--- begin ---

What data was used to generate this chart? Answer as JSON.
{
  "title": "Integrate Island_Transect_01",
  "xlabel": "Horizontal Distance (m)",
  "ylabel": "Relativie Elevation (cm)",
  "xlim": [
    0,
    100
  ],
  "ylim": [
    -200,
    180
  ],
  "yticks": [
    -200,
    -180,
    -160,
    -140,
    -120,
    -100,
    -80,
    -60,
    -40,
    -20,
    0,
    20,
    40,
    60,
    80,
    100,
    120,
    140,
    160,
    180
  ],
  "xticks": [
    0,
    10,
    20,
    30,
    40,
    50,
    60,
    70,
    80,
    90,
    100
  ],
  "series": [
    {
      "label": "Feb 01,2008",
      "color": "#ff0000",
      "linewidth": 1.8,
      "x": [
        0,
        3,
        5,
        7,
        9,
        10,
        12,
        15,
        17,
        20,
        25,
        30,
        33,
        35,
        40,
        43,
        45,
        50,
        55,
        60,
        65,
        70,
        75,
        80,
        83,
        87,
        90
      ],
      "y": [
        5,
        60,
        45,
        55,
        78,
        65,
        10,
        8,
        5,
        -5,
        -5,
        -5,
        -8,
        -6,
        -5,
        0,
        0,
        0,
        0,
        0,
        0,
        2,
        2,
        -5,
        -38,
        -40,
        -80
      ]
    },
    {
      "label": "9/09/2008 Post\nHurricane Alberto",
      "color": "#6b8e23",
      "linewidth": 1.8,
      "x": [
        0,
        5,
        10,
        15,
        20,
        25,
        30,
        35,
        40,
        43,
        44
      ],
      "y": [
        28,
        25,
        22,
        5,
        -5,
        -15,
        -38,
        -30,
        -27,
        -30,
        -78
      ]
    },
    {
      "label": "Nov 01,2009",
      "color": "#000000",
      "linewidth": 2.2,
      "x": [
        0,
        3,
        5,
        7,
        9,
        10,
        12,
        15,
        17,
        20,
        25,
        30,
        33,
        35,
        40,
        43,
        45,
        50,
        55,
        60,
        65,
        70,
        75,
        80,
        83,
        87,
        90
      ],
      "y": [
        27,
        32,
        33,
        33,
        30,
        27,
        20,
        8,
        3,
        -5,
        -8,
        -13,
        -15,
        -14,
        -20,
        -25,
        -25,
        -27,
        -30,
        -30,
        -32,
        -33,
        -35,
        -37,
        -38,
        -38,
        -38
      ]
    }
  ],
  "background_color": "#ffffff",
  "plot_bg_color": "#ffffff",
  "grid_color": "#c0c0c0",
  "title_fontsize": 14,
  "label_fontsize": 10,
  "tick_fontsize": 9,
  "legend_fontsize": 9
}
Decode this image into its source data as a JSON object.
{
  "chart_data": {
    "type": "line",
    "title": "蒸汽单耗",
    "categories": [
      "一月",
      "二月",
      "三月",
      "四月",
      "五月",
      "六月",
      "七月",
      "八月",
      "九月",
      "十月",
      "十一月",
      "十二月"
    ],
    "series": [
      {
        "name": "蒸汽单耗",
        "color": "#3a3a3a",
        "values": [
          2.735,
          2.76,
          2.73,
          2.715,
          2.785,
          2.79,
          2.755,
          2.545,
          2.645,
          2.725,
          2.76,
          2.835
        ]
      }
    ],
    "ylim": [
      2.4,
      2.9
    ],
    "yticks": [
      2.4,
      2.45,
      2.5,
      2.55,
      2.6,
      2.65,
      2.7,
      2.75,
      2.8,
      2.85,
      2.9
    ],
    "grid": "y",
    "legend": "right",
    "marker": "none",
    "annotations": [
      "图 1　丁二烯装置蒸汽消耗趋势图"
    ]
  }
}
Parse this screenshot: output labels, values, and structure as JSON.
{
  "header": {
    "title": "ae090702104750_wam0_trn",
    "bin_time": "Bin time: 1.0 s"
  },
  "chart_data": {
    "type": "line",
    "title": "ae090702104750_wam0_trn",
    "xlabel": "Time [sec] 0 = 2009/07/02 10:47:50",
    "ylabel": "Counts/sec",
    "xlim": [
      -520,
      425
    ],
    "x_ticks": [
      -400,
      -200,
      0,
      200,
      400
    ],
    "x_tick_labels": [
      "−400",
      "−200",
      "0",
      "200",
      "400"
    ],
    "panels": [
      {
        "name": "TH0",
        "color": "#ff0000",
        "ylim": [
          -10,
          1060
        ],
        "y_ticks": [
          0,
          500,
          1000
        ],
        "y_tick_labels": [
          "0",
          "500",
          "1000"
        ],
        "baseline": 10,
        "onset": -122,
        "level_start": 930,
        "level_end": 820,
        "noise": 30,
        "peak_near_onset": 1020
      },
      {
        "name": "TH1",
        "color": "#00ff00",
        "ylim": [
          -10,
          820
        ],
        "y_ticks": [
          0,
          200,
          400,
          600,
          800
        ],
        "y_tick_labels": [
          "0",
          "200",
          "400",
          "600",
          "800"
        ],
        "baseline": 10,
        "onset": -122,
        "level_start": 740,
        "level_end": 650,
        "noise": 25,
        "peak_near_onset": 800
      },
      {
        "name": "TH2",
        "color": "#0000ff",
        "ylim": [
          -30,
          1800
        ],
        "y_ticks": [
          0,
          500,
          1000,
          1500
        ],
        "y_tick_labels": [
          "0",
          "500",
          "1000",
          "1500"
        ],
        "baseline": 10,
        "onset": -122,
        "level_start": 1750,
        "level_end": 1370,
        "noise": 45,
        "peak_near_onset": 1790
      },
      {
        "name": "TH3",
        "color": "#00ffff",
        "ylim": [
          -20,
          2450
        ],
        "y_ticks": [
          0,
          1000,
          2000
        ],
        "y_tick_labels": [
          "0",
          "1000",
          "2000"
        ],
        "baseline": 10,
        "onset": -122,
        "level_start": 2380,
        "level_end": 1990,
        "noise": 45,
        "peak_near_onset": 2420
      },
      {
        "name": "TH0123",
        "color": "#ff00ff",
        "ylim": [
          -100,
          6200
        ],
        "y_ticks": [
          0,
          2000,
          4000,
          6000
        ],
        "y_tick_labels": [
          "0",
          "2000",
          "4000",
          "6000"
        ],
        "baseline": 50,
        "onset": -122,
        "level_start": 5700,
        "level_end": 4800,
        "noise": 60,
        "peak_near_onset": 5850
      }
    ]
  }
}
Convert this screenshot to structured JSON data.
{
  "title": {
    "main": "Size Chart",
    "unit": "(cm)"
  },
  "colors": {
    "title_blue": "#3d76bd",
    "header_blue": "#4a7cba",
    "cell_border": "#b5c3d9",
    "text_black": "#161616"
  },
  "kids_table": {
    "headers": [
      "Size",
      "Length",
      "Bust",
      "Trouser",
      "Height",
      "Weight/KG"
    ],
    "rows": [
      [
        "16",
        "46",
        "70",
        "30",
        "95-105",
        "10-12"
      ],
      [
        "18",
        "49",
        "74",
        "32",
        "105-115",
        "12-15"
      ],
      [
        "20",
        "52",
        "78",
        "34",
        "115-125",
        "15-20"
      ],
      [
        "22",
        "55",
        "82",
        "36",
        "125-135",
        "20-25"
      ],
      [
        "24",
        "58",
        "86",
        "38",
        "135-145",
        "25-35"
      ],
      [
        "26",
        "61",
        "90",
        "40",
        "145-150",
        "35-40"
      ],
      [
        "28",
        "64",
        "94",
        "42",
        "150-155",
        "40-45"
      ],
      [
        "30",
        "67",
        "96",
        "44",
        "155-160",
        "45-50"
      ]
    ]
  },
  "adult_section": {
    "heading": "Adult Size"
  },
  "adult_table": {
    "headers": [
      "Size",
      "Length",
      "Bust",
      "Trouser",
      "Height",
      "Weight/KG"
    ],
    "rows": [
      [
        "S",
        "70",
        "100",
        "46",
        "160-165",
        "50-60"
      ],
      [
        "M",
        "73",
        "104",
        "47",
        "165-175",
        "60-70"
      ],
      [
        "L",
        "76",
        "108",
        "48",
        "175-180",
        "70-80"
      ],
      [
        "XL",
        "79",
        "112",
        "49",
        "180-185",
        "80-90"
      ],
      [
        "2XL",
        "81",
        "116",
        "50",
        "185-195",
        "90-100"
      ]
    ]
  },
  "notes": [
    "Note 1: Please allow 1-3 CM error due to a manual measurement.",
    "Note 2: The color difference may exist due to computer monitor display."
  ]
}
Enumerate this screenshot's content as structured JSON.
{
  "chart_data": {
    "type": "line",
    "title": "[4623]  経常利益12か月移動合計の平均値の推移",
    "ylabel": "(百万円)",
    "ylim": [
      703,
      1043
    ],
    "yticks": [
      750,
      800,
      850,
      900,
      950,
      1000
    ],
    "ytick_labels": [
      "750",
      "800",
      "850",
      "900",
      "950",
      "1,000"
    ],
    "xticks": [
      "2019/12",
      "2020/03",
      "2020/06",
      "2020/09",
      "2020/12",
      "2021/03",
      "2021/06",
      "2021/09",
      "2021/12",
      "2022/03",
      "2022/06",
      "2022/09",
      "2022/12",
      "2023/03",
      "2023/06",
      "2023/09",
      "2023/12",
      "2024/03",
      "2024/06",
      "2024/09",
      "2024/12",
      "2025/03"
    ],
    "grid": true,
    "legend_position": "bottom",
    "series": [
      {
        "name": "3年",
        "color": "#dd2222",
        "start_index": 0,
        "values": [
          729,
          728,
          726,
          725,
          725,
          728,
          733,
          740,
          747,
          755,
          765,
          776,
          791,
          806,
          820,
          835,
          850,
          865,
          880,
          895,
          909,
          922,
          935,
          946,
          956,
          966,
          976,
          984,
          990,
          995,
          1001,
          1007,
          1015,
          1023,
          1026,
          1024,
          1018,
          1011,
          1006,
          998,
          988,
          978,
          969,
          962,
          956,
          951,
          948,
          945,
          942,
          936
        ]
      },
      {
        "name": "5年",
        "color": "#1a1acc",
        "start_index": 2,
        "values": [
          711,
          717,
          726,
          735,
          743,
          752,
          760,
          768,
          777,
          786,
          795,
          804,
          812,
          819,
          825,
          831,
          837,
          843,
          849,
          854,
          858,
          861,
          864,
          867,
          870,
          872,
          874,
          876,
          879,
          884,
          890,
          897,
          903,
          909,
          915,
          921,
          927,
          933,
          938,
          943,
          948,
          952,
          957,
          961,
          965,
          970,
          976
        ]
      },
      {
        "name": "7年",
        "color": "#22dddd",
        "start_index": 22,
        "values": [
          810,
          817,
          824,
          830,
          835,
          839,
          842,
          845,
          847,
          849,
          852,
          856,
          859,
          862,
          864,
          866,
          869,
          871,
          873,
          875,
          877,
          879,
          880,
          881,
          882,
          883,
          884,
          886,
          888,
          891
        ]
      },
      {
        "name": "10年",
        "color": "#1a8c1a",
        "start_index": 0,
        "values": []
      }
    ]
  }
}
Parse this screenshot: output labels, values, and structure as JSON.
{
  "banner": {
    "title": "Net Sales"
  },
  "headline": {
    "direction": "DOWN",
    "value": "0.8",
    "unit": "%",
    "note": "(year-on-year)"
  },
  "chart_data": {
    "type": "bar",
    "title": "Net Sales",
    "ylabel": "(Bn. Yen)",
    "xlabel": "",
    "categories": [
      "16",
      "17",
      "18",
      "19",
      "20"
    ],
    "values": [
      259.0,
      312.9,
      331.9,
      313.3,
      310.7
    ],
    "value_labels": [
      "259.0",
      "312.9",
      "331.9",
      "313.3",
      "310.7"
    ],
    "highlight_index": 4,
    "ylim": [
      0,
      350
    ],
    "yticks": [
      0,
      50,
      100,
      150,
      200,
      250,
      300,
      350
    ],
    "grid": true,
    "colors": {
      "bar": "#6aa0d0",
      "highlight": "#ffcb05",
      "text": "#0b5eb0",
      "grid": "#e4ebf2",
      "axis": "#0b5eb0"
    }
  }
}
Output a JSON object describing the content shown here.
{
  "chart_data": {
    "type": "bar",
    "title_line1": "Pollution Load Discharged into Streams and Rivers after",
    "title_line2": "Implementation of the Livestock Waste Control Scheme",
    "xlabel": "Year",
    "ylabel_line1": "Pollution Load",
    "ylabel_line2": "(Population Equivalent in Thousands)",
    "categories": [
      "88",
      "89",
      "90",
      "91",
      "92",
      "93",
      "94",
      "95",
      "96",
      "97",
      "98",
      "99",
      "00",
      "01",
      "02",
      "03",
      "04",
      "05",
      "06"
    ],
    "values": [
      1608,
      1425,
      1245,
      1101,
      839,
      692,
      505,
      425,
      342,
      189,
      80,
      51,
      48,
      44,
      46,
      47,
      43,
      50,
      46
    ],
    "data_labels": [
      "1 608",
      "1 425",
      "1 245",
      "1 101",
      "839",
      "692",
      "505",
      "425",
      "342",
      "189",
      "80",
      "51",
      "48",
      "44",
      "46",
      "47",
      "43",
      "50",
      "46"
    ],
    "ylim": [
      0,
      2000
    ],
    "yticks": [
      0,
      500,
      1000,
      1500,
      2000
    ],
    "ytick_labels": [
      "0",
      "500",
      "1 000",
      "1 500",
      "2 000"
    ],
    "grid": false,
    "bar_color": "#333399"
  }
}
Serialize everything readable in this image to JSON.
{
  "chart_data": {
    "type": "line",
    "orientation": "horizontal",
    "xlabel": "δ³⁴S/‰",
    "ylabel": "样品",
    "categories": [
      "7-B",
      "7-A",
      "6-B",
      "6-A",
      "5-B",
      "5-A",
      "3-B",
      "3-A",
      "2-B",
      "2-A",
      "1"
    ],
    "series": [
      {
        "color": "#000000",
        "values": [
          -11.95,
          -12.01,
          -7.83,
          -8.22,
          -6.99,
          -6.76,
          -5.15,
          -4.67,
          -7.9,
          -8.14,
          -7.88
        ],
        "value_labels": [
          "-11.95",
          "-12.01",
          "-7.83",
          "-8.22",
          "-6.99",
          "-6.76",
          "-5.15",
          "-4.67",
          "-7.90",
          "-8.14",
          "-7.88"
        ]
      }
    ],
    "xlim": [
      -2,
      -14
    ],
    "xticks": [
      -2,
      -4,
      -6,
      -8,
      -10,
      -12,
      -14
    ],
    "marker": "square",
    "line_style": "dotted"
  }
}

--- end ---

**Task details**
Pick out the lines that include the word "xlabel" and write them out.

**Answer**
  "xlabel": "Horizontal Distance (m)",
    "xlabel": "Time [sec] 0 = 2009/07/02 10:47:50",
    "xlabel": "",
    "xlabel": "Year",
    "xlabel": "δ³⁴S/‰",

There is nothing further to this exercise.